Aim of the exercise
Copy each line with the word "Caixa" in it.

Task input
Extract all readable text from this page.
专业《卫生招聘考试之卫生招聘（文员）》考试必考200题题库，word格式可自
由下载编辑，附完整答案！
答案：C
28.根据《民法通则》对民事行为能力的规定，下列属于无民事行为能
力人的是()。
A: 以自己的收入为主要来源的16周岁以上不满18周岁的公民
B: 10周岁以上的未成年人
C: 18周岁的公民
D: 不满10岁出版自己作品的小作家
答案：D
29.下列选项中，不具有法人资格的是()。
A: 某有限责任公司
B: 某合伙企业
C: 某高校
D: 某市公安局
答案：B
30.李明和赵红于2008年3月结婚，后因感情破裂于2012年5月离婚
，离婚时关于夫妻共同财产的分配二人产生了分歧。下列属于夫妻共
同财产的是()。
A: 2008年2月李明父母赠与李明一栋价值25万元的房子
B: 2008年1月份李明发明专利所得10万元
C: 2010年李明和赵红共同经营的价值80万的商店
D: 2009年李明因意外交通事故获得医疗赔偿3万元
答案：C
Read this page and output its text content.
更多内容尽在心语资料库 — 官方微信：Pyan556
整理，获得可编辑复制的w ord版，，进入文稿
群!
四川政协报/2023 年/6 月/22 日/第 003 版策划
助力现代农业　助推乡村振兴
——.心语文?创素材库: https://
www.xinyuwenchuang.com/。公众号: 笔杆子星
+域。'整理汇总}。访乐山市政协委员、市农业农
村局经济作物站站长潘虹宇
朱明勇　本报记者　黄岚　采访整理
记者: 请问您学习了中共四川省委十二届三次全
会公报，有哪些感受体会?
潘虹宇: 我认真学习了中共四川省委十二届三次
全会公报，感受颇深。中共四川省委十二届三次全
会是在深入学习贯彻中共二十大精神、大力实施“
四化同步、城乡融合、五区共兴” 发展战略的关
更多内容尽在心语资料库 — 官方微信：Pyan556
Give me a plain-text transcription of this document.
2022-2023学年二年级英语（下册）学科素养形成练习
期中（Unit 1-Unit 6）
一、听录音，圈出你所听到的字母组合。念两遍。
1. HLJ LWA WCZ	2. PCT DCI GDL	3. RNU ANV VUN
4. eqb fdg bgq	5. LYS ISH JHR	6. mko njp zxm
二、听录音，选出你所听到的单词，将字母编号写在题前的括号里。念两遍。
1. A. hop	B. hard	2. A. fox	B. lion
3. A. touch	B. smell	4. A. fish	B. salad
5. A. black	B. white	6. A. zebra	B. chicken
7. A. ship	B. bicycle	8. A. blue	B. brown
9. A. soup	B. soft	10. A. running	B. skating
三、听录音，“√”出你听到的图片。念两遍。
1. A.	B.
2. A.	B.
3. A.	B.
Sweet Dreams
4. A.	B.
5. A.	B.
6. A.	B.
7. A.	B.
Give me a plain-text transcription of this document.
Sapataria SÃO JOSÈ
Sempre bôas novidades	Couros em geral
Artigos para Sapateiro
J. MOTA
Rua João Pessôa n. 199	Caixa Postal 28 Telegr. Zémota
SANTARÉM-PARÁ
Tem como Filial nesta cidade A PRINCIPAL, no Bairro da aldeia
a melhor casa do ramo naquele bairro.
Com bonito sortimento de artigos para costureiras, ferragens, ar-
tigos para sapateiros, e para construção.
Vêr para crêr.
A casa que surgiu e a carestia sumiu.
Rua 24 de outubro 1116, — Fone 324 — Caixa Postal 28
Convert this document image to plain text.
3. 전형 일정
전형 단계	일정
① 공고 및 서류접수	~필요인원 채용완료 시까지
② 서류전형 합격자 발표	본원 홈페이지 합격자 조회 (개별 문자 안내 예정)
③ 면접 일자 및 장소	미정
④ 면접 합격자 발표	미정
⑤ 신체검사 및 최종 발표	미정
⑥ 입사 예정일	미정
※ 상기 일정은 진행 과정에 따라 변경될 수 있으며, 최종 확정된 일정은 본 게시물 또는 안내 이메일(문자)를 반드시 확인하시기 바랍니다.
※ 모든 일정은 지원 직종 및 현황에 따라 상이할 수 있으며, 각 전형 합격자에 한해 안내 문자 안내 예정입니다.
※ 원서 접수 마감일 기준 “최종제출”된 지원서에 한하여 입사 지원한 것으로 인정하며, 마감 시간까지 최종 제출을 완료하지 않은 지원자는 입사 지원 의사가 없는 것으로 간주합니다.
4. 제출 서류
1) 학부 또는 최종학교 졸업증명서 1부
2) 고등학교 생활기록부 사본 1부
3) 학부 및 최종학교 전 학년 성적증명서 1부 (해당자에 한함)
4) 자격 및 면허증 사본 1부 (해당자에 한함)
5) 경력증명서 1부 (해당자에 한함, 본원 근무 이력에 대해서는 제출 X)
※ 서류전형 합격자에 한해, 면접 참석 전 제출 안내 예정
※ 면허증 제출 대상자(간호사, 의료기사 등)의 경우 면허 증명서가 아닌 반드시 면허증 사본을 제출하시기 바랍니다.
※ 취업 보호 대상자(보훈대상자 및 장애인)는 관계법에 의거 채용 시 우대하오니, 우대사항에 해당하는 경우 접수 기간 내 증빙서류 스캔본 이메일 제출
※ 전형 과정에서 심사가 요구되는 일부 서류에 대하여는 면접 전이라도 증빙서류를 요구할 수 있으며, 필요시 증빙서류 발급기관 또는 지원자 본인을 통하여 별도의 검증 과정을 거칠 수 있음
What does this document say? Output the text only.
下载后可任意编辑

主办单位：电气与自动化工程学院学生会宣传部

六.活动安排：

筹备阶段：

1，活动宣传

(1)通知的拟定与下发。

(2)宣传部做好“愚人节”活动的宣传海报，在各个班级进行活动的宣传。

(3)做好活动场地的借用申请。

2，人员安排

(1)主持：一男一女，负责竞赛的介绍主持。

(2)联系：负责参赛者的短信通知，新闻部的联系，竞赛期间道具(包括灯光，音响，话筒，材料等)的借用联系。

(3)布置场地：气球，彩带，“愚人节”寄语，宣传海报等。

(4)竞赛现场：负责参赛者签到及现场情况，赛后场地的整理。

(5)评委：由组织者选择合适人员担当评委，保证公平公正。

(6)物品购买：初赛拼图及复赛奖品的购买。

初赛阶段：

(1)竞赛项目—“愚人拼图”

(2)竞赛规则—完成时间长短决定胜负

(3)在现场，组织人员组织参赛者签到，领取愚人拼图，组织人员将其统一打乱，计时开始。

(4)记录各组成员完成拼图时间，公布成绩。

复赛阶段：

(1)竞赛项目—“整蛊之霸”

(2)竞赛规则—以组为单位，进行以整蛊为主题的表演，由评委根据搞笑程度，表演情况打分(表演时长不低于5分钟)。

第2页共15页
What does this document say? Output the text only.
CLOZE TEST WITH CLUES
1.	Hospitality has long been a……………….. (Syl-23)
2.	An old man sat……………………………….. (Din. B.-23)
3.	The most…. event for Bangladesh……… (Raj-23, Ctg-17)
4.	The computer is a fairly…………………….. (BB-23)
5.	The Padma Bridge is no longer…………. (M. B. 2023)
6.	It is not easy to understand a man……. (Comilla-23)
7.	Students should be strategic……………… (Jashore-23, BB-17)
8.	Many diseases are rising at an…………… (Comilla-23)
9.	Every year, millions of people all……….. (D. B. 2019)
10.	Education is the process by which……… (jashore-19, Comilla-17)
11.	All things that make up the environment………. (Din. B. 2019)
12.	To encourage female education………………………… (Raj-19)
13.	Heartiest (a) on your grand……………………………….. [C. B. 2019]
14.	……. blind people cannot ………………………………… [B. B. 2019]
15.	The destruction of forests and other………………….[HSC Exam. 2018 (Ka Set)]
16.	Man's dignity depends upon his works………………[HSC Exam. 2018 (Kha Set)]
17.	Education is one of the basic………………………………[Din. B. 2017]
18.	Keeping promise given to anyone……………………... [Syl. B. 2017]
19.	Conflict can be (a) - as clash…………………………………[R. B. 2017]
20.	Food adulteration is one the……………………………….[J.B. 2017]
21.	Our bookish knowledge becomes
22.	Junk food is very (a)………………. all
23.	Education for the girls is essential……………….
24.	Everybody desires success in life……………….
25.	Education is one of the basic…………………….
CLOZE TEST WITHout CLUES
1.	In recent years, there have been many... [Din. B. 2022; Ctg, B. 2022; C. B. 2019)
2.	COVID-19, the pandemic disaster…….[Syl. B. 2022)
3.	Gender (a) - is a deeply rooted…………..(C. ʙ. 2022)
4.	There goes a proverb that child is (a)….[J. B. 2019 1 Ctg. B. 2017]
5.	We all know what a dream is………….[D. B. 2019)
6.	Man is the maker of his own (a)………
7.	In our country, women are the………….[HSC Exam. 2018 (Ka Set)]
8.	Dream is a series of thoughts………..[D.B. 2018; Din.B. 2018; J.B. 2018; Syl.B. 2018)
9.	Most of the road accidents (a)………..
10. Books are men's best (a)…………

Solved exercise
Rua João Pessôa n. 199	Caixa Postal 28 Telegr. Zémota
Rua 24 de outubro 1116, — Fone 324 — Caixa Postal 28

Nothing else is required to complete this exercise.